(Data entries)
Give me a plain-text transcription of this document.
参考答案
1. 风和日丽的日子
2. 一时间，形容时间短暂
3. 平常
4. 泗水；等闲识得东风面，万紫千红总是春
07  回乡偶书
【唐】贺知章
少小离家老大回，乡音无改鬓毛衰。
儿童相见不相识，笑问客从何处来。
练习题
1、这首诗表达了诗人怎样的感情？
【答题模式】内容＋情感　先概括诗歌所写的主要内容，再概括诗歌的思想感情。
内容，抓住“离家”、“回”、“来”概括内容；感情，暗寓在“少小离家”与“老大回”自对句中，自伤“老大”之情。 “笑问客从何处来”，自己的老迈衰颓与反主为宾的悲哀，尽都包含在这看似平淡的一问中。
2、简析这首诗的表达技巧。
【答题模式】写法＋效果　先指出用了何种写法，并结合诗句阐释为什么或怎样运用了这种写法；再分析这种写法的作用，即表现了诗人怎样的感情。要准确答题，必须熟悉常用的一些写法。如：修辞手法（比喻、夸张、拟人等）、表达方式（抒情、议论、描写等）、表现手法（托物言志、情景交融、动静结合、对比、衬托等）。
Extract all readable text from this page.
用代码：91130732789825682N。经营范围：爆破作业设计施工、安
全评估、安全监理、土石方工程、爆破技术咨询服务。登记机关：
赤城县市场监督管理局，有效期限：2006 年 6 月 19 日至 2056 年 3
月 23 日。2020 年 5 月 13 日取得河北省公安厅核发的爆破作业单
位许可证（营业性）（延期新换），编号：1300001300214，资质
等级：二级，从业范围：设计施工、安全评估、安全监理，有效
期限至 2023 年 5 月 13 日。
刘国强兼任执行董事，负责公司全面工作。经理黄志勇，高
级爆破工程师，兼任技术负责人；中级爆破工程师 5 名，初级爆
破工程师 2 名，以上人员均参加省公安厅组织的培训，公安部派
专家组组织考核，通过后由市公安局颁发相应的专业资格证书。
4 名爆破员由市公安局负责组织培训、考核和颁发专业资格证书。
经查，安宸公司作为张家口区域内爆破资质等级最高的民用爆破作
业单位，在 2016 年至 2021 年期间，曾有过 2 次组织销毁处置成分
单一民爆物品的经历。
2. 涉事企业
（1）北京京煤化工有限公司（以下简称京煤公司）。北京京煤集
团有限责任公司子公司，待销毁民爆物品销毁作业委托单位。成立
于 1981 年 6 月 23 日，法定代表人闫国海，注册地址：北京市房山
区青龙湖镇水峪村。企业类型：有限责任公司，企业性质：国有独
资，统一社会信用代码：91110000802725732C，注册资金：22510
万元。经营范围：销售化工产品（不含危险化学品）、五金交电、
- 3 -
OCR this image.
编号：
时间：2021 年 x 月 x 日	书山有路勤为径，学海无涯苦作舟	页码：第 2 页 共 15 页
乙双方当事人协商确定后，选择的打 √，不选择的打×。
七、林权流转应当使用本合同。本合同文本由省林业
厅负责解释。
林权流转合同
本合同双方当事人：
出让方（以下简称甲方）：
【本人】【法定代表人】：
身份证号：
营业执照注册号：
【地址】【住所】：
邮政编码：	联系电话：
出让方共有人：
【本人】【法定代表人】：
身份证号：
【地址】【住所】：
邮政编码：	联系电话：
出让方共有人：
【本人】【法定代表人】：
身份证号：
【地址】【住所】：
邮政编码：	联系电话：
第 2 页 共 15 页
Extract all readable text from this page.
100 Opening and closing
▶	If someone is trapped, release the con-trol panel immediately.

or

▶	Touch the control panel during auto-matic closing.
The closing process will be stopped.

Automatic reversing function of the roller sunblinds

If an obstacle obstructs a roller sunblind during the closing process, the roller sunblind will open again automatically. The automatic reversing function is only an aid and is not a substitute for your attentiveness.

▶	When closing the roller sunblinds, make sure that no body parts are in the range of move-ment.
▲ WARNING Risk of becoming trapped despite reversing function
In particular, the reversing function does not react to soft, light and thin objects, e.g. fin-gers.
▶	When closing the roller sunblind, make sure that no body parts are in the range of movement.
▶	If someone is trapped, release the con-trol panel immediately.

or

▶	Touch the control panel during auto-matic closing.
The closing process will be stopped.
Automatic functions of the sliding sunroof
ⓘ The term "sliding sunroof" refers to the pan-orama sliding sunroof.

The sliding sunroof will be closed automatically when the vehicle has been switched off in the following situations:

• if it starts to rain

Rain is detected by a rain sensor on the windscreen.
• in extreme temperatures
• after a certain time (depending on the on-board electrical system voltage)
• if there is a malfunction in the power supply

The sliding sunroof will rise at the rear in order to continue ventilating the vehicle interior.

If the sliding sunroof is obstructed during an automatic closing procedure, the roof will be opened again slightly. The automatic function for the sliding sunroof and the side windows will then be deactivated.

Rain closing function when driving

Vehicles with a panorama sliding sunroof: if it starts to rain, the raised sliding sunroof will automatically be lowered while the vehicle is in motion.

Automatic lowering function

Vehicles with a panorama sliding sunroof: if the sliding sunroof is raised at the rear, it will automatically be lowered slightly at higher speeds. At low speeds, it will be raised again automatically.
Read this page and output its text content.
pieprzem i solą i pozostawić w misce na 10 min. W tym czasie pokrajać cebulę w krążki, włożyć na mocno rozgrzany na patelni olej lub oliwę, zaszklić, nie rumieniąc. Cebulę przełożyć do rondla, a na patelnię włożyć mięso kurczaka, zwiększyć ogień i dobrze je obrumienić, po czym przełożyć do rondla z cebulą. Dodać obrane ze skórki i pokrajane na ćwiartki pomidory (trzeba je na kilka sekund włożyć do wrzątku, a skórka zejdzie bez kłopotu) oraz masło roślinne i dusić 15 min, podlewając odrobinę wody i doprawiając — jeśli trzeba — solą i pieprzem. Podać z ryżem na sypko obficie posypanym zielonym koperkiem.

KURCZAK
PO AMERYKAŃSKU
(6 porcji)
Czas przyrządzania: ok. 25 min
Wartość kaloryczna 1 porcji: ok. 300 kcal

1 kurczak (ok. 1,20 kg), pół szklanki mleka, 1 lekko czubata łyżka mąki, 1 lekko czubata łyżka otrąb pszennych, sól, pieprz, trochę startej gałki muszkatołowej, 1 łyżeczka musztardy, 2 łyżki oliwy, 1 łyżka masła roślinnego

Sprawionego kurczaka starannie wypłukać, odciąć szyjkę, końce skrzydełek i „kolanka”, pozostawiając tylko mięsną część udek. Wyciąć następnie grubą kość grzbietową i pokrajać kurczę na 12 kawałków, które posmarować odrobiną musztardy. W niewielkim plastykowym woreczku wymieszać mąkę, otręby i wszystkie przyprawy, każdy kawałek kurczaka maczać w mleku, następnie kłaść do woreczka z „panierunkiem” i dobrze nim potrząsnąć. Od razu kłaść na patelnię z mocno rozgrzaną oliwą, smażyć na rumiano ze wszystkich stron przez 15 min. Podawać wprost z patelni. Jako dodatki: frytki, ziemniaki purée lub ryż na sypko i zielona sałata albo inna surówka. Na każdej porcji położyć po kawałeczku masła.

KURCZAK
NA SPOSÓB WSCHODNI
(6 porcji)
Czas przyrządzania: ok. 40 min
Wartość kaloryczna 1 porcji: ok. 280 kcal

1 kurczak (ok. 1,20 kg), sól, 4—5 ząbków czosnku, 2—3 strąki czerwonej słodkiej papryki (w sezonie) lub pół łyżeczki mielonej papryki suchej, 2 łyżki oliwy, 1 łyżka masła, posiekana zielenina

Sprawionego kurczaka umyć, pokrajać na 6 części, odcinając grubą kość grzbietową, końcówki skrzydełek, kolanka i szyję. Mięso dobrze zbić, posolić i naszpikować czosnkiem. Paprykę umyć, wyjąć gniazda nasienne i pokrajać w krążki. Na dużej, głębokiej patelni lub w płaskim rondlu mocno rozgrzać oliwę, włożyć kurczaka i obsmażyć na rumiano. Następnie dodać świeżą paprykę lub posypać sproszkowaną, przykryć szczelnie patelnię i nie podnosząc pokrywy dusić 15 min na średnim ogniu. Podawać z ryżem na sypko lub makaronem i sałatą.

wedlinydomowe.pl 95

▶ **Exercise instructions**
Check each line of the records above for "raised", and copy those that have it.

▶ **The response**
Vehicles with a panorama sliding sunroof: if it starts to rain, the raised sliding sunroof will automatically be lowered while the vehicle is in motion.
Vehicles with a panorama sliding sunroof: if the sliding sunroof is raised at the rear, it will automatically be lowered slightly at higher speeds. At low speeds, it will be raised again automatically.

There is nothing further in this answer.